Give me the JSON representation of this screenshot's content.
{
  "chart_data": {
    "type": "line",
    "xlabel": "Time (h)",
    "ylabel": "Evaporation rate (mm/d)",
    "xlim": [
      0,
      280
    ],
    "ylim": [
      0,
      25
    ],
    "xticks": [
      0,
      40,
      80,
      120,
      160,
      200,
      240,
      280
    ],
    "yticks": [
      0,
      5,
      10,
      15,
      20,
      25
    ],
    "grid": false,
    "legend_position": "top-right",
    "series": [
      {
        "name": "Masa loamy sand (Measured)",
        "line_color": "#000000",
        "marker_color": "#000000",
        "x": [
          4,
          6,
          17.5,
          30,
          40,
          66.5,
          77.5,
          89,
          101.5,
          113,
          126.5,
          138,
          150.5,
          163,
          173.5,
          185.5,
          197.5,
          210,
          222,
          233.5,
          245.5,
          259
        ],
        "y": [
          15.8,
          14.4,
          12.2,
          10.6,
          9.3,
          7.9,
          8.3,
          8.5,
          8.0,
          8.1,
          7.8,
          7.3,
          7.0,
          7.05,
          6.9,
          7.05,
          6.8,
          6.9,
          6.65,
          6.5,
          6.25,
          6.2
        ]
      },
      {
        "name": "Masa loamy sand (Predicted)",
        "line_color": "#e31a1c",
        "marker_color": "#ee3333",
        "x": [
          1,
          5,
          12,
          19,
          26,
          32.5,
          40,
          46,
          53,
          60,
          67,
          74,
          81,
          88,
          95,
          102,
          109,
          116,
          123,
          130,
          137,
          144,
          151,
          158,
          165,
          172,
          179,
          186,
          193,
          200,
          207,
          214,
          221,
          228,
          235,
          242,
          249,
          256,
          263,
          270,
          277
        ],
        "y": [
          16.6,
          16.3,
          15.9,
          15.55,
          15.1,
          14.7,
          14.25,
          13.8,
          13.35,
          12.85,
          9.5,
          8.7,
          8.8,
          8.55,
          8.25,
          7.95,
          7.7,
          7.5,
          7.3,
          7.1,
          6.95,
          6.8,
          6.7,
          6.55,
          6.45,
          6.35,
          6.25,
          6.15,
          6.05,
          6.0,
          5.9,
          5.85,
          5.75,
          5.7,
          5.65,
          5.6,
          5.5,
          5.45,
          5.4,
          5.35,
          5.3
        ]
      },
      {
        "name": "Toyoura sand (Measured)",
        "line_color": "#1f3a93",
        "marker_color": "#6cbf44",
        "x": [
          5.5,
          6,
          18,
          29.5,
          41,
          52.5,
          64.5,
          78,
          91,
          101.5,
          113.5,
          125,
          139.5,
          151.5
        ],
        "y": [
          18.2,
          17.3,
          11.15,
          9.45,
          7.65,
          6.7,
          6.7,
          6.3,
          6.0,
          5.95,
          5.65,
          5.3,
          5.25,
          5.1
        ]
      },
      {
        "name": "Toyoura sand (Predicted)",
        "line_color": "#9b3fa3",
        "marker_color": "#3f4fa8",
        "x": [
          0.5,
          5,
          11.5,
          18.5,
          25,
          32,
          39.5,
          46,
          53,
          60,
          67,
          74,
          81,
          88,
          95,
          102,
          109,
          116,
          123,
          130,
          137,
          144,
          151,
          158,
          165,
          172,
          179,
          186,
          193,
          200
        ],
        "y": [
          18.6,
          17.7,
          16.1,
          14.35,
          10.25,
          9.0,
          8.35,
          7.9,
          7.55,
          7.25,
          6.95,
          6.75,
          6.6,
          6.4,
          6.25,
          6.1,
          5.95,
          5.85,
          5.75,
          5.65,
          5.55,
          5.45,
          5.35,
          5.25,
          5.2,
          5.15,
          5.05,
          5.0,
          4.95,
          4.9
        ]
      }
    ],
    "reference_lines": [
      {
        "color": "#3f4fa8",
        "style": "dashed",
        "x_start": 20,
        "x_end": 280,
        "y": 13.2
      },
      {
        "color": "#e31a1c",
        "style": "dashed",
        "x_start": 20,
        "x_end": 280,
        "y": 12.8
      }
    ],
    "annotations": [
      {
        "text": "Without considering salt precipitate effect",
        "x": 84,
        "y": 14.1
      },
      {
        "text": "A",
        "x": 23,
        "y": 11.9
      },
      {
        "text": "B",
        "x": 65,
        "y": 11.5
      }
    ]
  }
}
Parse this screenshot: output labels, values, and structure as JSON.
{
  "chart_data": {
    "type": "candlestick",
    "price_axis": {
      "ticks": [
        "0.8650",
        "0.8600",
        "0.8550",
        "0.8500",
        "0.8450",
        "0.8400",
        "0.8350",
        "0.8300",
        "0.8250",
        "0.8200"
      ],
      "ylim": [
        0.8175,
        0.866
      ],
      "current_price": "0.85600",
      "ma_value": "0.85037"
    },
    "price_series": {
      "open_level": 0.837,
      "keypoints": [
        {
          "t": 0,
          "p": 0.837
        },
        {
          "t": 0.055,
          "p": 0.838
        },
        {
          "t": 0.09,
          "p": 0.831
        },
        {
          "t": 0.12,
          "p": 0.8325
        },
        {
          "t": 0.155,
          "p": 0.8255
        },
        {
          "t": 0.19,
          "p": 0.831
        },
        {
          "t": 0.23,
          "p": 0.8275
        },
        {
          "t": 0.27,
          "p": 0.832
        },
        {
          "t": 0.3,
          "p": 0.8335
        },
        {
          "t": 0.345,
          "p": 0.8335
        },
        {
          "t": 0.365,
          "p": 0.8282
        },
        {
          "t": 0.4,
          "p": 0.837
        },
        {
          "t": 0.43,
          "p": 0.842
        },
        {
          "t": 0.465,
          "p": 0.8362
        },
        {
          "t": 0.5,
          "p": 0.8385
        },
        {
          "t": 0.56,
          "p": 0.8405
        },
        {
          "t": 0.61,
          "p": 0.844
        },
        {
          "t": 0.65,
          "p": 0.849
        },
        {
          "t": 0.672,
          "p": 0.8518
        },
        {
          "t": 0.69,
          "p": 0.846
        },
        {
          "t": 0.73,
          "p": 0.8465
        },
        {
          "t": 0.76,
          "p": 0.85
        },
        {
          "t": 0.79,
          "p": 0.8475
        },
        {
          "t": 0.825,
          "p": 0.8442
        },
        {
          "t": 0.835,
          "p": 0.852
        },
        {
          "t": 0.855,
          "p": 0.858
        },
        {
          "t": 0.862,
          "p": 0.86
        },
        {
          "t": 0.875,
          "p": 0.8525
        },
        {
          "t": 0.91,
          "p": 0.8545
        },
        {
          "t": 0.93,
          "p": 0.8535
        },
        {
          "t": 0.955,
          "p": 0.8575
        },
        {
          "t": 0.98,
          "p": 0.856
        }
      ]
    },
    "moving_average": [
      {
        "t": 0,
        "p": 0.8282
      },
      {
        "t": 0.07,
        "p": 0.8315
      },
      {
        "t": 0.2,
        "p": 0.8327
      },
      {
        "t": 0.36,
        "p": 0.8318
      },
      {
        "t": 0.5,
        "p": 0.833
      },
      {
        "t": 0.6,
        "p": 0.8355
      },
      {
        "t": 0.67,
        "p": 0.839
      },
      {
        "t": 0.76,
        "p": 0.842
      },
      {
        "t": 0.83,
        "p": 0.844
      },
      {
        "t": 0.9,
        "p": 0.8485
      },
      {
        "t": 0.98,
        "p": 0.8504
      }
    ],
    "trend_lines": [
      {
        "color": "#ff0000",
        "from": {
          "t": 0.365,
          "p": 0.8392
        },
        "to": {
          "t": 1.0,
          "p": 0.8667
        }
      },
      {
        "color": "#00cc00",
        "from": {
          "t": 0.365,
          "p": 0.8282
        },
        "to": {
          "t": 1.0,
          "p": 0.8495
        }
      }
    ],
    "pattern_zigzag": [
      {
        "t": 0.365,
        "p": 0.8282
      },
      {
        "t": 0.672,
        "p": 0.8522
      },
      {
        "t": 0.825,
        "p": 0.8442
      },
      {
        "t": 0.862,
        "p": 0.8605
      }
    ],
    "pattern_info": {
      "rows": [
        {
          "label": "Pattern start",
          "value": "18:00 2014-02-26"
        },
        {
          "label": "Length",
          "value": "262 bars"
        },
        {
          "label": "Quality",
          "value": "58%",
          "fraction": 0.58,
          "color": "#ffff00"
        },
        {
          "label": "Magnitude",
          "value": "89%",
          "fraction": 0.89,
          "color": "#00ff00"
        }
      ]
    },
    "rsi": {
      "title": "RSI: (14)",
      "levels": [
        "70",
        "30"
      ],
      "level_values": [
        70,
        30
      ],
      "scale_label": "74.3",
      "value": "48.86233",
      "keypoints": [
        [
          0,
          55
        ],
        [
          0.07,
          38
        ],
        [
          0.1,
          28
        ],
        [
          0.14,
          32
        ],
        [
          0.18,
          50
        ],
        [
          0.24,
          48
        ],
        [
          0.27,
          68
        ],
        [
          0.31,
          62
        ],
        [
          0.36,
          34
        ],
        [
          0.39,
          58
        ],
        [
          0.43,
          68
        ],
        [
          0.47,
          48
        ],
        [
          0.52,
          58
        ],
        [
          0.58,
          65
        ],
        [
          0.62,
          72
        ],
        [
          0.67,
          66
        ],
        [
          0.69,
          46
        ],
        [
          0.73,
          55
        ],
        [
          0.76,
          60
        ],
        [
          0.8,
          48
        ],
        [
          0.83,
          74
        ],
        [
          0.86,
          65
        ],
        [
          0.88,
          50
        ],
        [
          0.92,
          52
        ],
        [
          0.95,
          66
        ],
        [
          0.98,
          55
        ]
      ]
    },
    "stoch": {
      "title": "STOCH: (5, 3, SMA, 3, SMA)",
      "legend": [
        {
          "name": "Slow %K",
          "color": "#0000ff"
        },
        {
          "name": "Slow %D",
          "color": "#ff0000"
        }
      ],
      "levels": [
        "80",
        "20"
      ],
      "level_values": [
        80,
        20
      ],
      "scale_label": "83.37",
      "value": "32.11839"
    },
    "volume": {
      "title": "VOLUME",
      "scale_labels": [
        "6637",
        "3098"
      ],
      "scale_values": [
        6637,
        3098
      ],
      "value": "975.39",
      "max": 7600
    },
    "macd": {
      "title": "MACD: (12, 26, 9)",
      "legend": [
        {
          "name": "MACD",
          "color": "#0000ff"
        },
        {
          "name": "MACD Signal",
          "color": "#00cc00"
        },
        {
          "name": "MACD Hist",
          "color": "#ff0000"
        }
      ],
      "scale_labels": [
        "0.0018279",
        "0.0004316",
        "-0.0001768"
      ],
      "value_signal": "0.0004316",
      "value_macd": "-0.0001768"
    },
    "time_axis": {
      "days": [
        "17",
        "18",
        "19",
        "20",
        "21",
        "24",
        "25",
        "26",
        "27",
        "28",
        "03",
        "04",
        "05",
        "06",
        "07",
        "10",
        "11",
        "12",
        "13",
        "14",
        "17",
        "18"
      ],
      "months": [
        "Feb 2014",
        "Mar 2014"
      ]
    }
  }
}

•••••

* Work to do:
Check each line above for the word "text" and copy the ones that have it.

* Complete response:
        "text": "Without considering salt precipitate effect",
        "text": "A",
        "text": "B",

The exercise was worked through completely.